▸ **Job**
Reproduce the listing verbatim, from its first line up to and including the line that contains "xray-icon[interactable]: ▣ <box>745".

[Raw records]
— begin —

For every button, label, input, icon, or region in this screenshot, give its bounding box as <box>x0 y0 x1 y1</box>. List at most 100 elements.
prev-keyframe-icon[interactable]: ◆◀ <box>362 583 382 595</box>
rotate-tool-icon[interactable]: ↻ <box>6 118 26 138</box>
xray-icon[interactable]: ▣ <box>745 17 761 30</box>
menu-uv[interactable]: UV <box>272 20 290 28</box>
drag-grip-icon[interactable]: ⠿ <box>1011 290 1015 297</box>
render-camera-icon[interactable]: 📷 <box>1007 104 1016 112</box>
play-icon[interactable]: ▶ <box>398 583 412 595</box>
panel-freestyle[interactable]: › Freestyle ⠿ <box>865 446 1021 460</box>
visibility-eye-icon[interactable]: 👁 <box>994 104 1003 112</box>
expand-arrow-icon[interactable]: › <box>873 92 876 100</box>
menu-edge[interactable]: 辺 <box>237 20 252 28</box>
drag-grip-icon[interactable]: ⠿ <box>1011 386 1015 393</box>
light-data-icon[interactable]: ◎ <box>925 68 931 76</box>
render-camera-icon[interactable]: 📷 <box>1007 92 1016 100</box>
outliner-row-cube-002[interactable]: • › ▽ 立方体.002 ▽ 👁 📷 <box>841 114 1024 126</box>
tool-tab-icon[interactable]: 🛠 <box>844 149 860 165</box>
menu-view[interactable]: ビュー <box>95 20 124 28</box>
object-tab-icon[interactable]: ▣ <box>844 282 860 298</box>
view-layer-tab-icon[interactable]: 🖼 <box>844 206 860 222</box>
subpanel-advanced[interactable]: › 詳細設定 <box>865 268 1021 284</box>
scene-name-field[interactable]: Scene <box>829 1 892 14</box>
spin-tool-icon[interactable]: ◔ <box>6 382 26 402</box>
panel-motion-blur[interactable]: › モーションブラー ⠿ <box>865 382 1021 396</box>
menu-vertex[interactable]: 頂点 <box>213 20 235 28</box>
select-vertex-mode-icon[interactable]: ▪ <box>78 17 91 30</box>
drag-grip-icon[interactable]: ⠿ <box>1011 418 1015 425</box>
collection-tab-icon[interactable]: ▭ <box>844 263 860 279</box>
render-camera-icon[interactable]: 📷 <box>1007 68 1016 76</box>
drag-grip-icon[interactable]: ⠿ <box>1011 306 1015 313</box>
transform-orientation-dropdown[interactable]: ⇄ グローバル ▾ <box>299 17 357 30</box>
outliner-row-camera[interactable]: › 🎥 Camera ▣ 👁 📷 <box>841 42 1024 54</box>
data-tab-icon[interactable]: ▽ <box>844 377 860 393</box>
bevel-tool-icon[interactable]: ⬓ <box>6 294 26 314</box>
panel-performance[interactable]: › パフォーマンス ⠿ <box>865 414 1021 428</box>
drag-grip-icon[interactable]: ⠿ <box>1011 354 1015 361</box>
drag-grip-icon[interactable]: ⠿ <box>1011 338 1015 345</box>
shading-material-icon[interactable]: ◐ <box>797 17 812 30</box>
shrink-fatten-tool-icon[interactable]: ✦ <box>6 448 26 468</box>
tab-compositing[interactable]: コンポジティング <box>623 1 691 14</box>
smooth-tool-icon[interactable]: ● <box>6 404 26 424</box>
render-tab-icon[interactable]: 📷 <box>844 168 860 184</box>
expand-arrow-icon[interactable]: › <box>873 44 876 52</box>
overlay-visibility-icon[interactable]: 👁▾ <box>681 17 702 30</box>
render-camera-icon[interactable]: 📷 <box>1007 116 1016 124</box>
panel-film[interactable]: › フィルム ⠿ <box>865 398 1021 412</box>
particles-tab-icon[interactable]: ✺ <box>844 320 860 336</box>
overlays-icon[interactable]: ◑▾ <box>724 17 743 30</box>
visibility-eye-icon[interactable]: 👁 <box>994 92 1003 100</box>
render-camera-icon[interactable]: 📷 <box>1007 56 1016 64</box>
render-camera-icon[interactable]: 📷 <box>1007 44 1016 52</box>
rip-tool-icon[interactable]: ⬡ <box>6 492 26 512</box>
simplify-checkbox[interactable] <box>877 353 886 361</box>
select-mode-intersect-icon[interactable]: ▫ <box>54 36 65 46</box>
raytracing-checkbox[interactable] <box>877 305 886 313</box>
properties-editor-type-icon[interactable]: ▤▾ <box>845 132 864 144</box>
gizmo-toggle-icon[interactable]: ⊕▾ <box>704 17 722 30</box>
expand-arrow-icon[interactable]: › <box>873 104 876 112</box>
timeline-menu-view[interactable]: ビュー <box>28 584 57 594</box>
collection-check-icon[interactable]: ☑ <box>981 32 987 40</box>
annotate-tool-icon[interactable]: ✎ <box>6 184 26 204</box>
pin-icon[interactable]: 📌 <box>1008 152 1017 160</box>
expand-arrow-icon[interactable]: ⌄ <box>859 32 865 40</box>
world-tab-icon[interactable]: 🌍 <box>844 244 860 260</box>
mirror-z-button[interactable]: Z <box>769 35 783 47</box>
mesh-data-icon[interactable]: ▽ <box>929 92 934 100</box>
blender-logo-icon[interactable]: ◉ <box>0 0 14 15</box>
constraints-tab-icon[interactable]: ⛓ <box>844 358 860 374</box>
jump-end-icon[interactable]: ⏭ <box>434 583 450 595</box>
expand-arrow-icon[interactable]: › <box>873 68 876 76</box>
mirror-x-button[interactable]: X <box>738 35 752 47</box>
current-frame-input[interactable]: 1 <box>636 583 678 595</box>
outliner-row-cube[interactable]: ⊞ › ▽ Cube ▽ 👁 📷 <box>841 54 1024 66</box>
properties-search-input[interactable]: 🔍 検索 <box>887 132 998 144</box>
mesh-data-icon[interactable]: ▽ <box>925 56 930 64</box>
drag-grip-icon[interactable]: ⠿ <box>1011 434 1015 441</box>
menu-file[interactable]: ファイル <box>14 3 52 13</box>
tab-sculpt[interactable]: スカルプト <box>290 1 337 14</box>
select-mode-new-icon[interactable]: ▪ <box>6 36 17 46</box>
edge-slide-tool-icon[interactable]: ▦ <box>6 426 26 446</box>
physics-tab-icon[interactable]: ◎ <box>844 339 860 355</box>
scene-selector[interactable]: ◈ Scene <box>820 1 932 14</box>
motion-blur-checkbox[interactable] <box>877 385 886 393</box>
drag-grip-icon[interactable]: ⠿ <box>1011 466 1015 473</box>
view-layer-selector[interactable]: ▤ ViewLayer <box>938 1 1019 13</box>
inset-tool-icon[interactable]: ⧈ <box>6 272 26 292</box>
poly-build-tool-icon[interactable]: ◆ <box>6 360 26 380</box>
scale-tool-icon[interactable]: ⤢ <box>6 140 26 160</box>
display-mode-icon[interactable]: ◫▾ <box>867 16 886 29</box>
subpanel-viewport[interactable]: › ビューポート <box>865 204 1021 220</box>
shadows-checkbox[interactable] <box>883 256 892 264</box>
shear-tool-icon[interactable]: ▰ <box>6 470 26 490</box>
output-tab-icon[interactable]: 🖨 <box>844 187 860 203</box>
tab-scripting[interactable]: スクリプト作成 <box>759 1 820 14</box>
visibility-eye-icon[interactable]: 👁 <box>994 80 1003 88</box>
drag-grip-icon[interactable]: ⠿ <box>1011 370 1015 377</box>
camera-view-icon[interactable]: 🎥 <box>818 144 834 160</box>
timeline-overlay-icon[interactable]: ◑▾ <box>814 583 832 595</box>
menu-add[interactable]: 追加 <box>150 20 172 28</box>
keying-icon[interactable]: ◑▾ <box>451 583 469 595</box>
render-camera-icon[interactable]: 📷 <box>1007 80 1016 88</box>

— end —

▸ **Result of this task**
For every button, label, input, icon, or region in this screenshot, give its bounding box as <box>x0 y0 x1 y1</box>. List at most 100 elements.
prev-keyframe-icon[interactable]: ◆◀ <box>362 583 382 595</box>
rotate-tool-icon[interactable]: ↻ <box>6 118 26 138</box>
xray-icon[interactable]: ▣ <box>745 17 761 30</box>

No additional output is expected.